### [Task to carry out]
Copy out the entries in full and with complete accuracy; pictures are excluded.

(Data records)
***

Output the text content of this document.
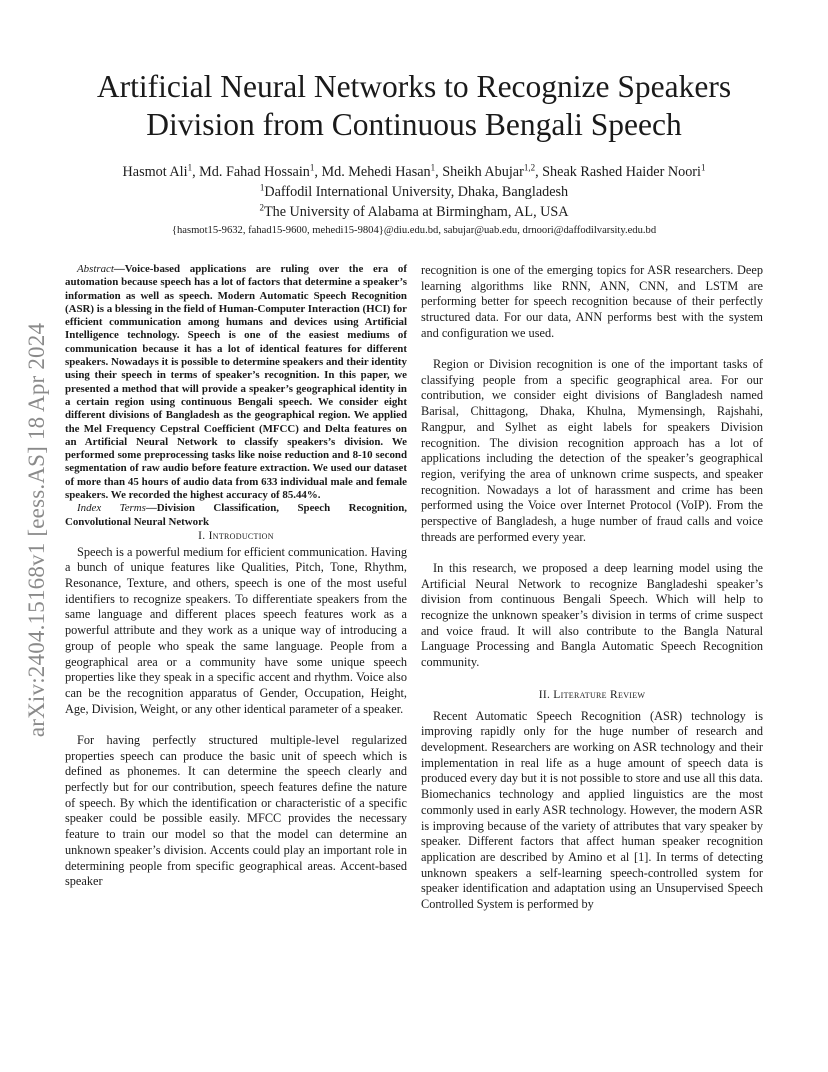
arXiv:2404.15168v1 [eess.AS] 18 Apr 2024
Artificial Neural Networks to Recognize Speakers
Division from Continuous Bengali Speech
Hasmot Ali$^1$, Md. Fahad Hossain$^1$, Md. Mehedi Hasan$^1$, Sheikh Abujar$^{1,2}$, Sheak Rashed Haider Noori$^1$
$^1$Daffodil International University, Dhaka, Bangladesh
$^2$The University of Alabama at Birmingham, AL, USA
{hasmot15-9632, fahad15-9600, mehedi15-9804}@diu.edu.bd, sabujar@uab.edu, drnoori@daffodilvarsity.edu.bd

Abstract—Voice-based applications are ruling over the era of automation because speech has a lot of factors that determine a speaker’s information as well as speech. Modern Automatic Speech Recognition (ASR) is a blessing in the field of Human-Computer Interaction (HCI) for efficient communication among humans and devices using Artificial Intelligence technology. Speech is one of the easiest mediums of communication because it has a lot of identical features for different speakers. Nowadays it is possible to determine speakers and their identity using their speech in terms of speaker’s recognition. In this paper, we presented a method that will provide a speaker’s geographical identity in a certain region using continuous Bengali speech. We consider eight different divisions of Bangladesh as the geographical region. We applied the Mel Frequency Cepstral Coefficient (MFCC) and Delta features on an Artificial Neural Network to classify speakers’s division. We performed some preprocessing tasks like noise reduction and 8-10 second segmentation of raw audio before feature extraction. We used our dataset of more than 45 hours of audio data from 633 individual male and female speakers. We recorded the highest accuracy of 85.44%.

Index Terms—Division Classification, Speech Recognition, Convolutional Neural Network

I. Introduction

Speech is a powerful medium for efficient communication. Having a bunch of unique features like Qualities, Pitch, Tone, Rhythm, Resonance, Texture, and others, speech is one of the most useful identifiers to recognize speakers. To differentiate speakers from the same language and different places speech features work as a powerful attribute and they work as a unique way of introducing a group of people who speak the same language. People from a geographical area or a community have some unique speech properties like they speak in a specific accent and rhythm. Voice also can be the recognition apparatus of Gender, Occupation, Height, Age, Division, Weight, or any other identical parameter of a speaker.

For having perfectly structured multiple-level regularized properties speech can produce the basic unit of speech which is defined as phonemes. It can determine the speech clearly and perfectly but for our contribution, speech features define the nature of speech. By which the identification or characteristic of a specific speaker could be possible easily. MFCC provides the necessary feature to train our model so that the model can determine an unknown speaker’s division. Accents could play an important role in determining people from specific geographical areas. Accent-based speaker

recognition is one of the emerging topics for ASR researchers. Deep learning algorithms like RNN, ANN, CNN, and LSTM are performing better for speech recognition because of their perfectly structured data. For our data, ANN performs best with the system and configuration we used.

Region or Division recognition is one of the important tasks of classifying people from a specific geographical area. For our contribution, we consider eight divisions of Bangladesh named Barisal, Chittagong, Dhaka, Khulna, Mymensingh, Rajshahi, Rangpur, and Sylhet as eight labels for speakers Division recognition. The division recognition approach has a lot of applications including the detection of the speaker’s geographical region, verifying the area of unknown crime suspects, and speaker recognition. Nowadays a lot of harassment and crime has been performed using the Voice over Internet Protocol (VoIP). From the perspective of Bangladesh, a huge number of fraud calls and voice threads are performed every year.

In this research, we proposed a deep learning model using the Artificial Neural Network to recognize Bangladeshi speaker’s division from continuous Bengali Speech. Which will help to recognize the unknown speaker’s division in terms of crime suspect and voice fraud. It will also contribute to the Bangla Natural Language Processing and Bangla Automatic Speech Recognition community.

II. Literature Review

Recent Automatic Speech Recognition (ASR) technology is improving rapidly only for the huge number of research and development. Researchers are working on ASR technology and their implementation in real life as a huge amount of speech data is produced every day but it is not possible to store and use all this data. Biomechanics technology and applied linguistics are the most commonly used in early ASR technology. However, the modern ASR is improving because of the variety of attributes that vary speaker by speaker. Different factors that affect human speaker recognition application are described by Amino et al [1]. In terms of detecting unknown speakers a self-learning speech-controlled system for speaker identification and adaptation using an Unsupervised Speech Controlled System is performed by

***

### [Task result]
Output the text content of this document.
arXiv:2404.15168v1 [eess.AS] 18 Apr 2024
Artificial Neural Networks to Recognize Speakers
Division from Continuous Bengali Speech
Hasmot Ali$^1$, Md. Fahad Hossain$^1$, Md. Mehedi Hasan$^1$, Sheikh Abujar$^{1,2}$, Sheak Rashed Haider Noori$^1$
$^1$Daffodil International University, Dhaka, Bangladesh
$^2$The University of Alabama at Birmingham, AL, USA
{hasmot15-9632, fahad15-9600, mehedi15-9804}@diu.edu.bd, sabujar@uab.edu, drnoori@daffodilvarsity.edu.bd

Abstract—Voice-based applications are ruling over the era of automation because speech has a lot of factors that determine a speaker’s information as well as speech. Modern Automatic Speech Recognition (ASR) is a blessing in the field of Human-Computer Interaction (HCI) for efficient communication among humans and devices using Artificial Intelligence technology. Speech is one of the easiest mediums of communication because it has a lot of identical features for different speakers. Nowadays it is possible to determine speakers and their identity using their speech in terms of speaker’s recognition. In this paper, we presented a method that will provide a speaker’s geographical identity in a certain region using continuous Bengali speech. We consider eight different divisions of Bangladesh as the geographical region. We applied the Mel Frequency Cepstral Coefficient (MFCC) and Delta features on an Artificial Neural Network to classify speakers’s division. We performed some preprocessing tasks like noise reduction and 8-10 second segmentation of raw audio before feature extraction. We used our dataset of more than 45 hours of audio data from 633 individual male and female speakers. We recorded the highest accuracy of 85.44%.

Index Terms—Division Classification, Speech Recognition, Convolutional Neural Network

I. Introduction

Speech is a powerful medium for efficient communication. Having a bunch of unique features like Qualities, Pitch, Tone, Rhythm, Resonance, Texture, and others, speech is one of the most useful identifiers to recognize speakers. To differentiate speakers from the same language and different places speech features work as a powerful attribute and they work as a unique way of introducing a group of people who speak the same language. People from a geographical area or a community have some unique speech properties like they speak in a specific accent and rhythm. Voice also can be the recognition apparatus of Gender, Occupation, Height, Age, Division, Weight, or any other identical parameter of a speaker.

For having perfectly structured multiple-level regularized properties speech can produce the basic unit of speech which is defined as phonemes. It can determine the speech clearly and perfectly but for our contribution, speech features define the nature of speech. By which the identification or characteristic of a specific speaker could be possible easily. MFCC provides the necessary feature to train our model so that the model can determine an unknown speaker’s division. Accents could play an important role in determining people from specific geographical areas. Accent-based speaker

recognition is one of the emerging topics for ASR researchers. Deep learning algorithms like RNN, ANN, CNN, and LSTM are performing better for speech recognition because of their perfectly structured data. For our data, ANN performs best with the system and configuration we used.

Region or Division recognition is one of the important tasks of classifying people from a specific geographical area. For our contribution, we consider eight divisions of Bangladesh named Barisal, Chittagong, Dhaka, Khulna, Mymensingh, Rajshahi, Rangpur, and Sylhet as eight labels for speakers Division recognition. The division recognition approach has a lot of applications including the detection of the speaker’s geographical region, verifying the area of unknown crime suspects, and speaker recognition. Nowadays a lot of harassment and crime has been performed using the Voice over Internet Protocol (VoIP). From the perspective of Bangladesh, a huge number of fraud calls and voice threads are performed every year.

In this research, we proposed a deep learning model using the Artificial Neural Network to recognize Bangladeshi speaker’s division from continuous Bengali Speech. Which will help to recognize the unknown speaker’s division in terms of crime suspect and voice fraud. It will also contribute to the Bangla Natural Language Processing and Bangla Automatic Speech Recognition community.

II. Literature Review

Recent Automatic Speech Recognition (ASR) technology is improving rapidly only for the huge number of research and development. Researchers are working on ASR technology and their implementation in real life as a huge amount of speech data is produced every day but it is not possible to store and use all this data. Biomechanics technology and applied linguistics are the most commonly used in early ASR technology. However, the modern ASR is improving because of the variety of attributes that vary speaker by speaker. Different factors that affect human speaker recognition application are described by Amino et al [1]. In terms of detecting unknown speakers a self-learning speech-controlled system for speaker identification and adaptation using an Unsupervised Speech Controlled System is performed by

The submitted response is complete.